▶ STATED EXERCISE: No images are to be carried over; print all other material exactly as it stands.

(Stored data)
:::::
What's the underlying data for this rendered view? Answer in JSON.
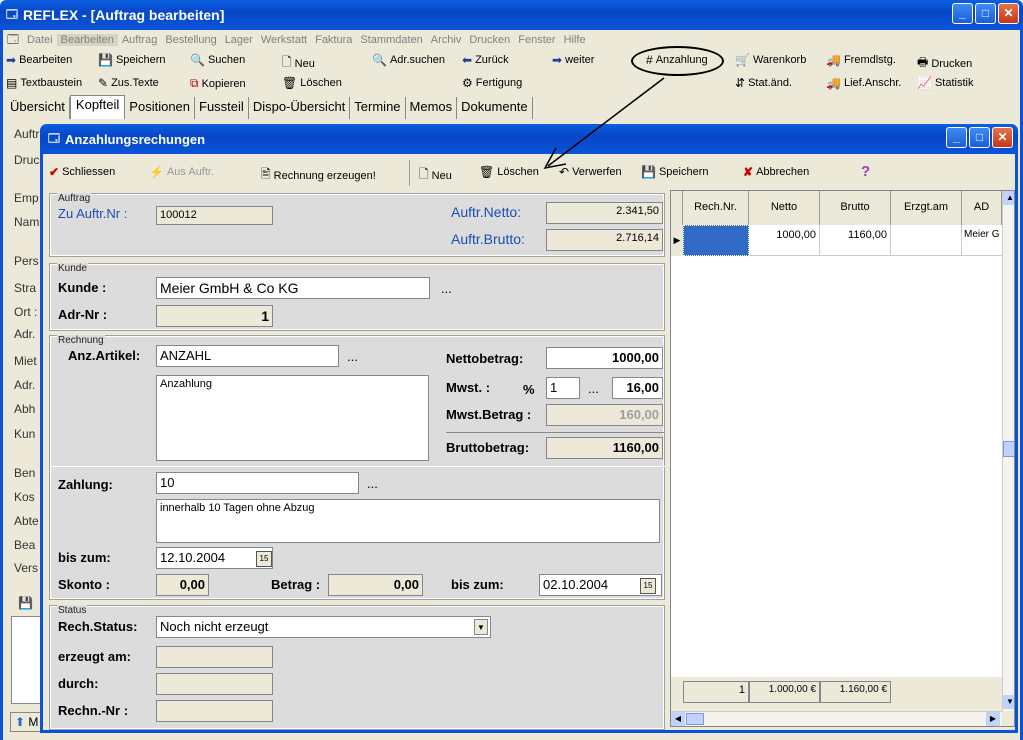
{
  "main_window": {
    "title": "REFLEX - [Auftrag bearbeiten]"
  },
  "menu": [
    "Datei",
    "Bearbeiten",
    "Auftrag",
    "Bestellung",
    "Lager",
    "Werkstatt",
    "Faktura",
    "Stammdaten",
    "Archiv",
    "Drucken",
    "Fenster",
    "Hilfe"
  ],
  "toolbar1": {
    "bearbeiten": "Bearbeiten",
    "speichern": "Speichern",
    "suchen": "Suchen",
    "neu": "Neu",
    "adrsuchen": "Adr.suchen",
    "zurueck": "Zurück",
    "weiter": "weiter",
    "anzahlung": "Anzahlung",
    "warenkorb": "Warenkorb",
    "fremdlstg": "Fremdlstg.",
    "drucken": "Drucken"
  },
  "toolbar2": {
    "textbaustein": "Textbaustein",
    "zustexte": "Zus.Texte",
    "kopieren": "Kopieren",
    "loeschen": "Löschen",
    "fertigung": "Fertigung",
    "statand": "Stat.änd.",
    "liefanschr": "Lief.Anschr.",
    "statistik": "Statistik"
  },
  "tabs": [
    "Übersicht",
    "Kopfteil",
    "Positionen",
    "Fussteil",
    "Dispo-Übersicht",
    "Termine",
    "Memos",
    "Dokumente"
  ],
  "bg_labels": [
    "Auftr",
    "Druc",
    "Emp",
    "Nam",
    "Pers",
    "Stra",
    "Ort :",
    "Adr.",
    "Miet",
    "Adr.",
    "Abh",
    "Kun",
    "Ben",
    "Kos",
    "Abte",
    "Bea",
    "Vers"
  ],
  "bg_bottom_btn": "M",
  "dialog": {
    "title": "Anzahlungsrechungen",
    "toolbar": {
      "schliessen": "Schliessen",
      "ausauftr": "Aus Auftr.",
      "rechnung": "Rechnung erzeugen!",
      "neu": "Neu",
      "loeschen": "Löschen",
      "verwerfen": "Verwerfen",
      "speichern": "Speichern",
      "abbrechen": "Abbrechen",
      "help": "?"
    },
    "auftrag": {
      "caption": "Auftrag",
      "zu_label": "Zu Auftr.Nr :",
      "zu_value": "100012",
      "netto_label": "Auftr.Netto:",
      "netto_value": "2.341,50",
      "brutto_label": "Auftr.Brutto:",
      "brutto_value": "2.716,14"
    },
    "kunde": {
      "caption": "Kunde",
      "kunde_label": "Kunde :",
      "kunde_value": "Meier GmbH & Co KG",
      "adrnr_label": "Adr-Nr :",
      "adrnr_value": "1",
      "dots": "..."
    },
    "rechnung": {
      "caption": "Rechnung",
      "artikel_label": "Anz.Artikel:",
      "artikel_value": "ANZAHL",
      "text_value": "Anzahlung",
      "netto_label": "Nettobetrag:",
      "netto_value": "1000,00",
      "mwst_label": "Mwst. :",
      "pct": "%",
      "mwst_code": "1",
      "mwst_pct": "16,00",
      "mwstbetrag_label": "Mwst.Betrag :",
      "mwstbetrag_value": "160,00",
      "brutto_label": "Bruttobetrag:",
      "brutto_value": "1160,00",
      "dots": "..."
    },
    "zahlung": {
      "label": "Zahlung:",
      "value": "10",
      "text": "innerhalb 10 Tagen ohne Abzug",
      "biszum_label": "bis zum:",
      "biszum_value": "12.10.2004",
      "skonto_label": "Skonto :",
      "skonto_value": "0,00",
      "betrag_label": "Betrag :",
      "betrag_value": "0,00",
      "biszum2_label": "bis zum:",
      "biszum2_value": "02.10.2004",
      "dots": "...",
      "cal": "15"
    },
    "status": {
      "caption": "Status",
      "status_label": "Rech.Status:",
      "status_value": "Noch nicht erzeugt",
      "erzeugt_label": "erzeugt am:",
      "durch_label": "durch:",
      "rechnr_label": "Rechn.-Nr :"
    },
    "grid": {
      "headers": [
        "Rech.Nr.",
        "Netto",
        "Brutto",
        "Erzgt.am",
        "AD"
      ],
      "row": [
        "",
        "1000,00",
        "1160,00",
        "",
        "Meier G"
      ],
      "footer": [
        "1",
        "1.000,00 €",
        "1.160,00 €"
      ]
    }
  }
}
:::::
▶ EXERCISE SOLUTION:
What's the underlying data for this rendered view? Answer in JSON.
{
  "main_window": {
    "title": "REFLEX - [Auftrag bearbeiten]"
  },
  "menu": [
    "Datei",
    "Bearbeiten",
    "Auftrag",
    "Bestellung",
    "Lager",
    "Werkstatt",
    "Faktura",
    "Stammdaten",
    "Archiv",
    "Drucken",
    "Fenster",
    "Hilfe"
  ],
  "toolbar1": {
    "bearbeiten": "Bearbeiten",
    "speichern": "Speichern",
    "suchen": "Suchen",
    "neu": "Neu",
    "adrsuchen": "Adr.suchen",
    "zurueck": "Zurück",
    "weiter": "weiter",
    "anzahlung": "Anzahlung",
    "warenkorb": "Warenkorb",
    "fremdlstg": "Fremdlstg.",
    "drucken": "Drucken"
  },
  "toolbar2": {
    "textbaustein": "Textbaustein",
    "zustexte": "Zus.Texte",
    "kopieren": "Kopieren",
    "loeschen": "Löschen",
    "fertigung": "Fertigung",
    "statand": "Stat.änd.",
    "liefanschr": "Lief.Anschr.",
    "statistik": "Statistik"
  },
  "tabs": [
    "Übersicht",
    "Kopfteil",
    "Positionen",
    "Fussteil",
    "Dispo-Übersicht",
    "Termine",
    "Memos",
    "Dokumente"
  ],
  "bg_labels": [
    "Auftr",
    "Druc",
    "Emp",
    "Nam",
    "Pers",
    "Stra",
    "Ort :",
    "Adr.",
    "Miet",
    "Adr.",
    "Abh",
    "Kun",
    "Ben",
    "Kos",
    "Abte",
    "Bea",
    "Vers"
  ],
  "bg_bottom_btn": "M",
  "dialog": {
    "title": "Anzahlungsrechungen",
    "toolbar": {
      "schliessen": "Schliessen",
      "ausauftr": "Aus Auftr.",
      "rechnung": "Rechnung erzeugen!",
      "neu": "Neu",
      "loeschen": "Löschen",
      "verwerfen": "Verwerfen",
      "speichern": "Speichern",
      "abbrechen": "Abbrechen",
      "help": "?"
    },
    "auftrag": {
      "caption": "Auftrag",
      "zu_label": "Zu Auftr.Nr :",
      "zu_value": "100012",
      "netto_label": "Auftr.Netto:",
      "netto_value": "2.341,50",
      "brutto_label": "Auftr.Brutto:",
      "brutto_value": "2.716,14"
    },
    "kunde": {
      "caption": "Kunde",
      "kunde_label": "Kunde :",
      "kunde_value": "Meier GmbH & Co KG",
      "adrnr_label": "Adr-Nr :",
      "adrnr_value": "1",
      "dots": "..."
    },
    "rechnung": {
      "caption": "Rechnung",
      "artikel_label": "Anz.Artikel:",
      "artikel_value": "ANZAHL",
      "text_value": "Anzahlung",
      "netto_label": "Nettobetrag:",
      "netto_value": "1000,00",
      "mwst_label": "Mwst. :",
      "pct": "%",
      "mwst_code": "1",
      "mwst_pct": "16,00",
      "mwstbetrag_label": "Mwst.Betrag :",
      "mwstbetrag_value": "160,00",
      "brutto_label": "Bruttobetrag:",
      "brutto_value": "1160,00",
      "dots": "..."
    },
    "zahlung": {
      "label": "Zahlung:",
      "value": "10",
      "text": "innerhalb 10 Tagen ohne Abzug",
      "biszum_label": "bis zum:",
      "biszum_value": "12.10.2004",
      "skonto_label": "Skonto :",
      "skonto_value": "0,00",
      "betrag_label": "Betrag :",
      "betrag_value": "0,00",
      "biszum2_label": "bis zum:",
      "biszum2_value": "02.10.2004",
      "dots": "...",
      "cal": "15"
    },
    "status": {
      "caption": "Status",
      "status_label": "Rech.Status:",
      "status_value": "Noch nicht erzeugt",
      "erzeugt_label": "erzeugt am:",
      "durch_label": "durch:",
      "rechnr_label": "Rechn.-Nr :"
    },
    "grid": {
      "headers": [
        "Rech.Nr.",
        "Netto",
        "Brutto",
        "Erzgt.am",
        "AD"
      ],
      "row": [
        "",
        "1000,00",
        "1160,00",
        "",
        "Meier G"
      ],
      "footer": [
        "1",
        "1.000,00 €",
        "1.160,00 €"
      ]
    }
  }
}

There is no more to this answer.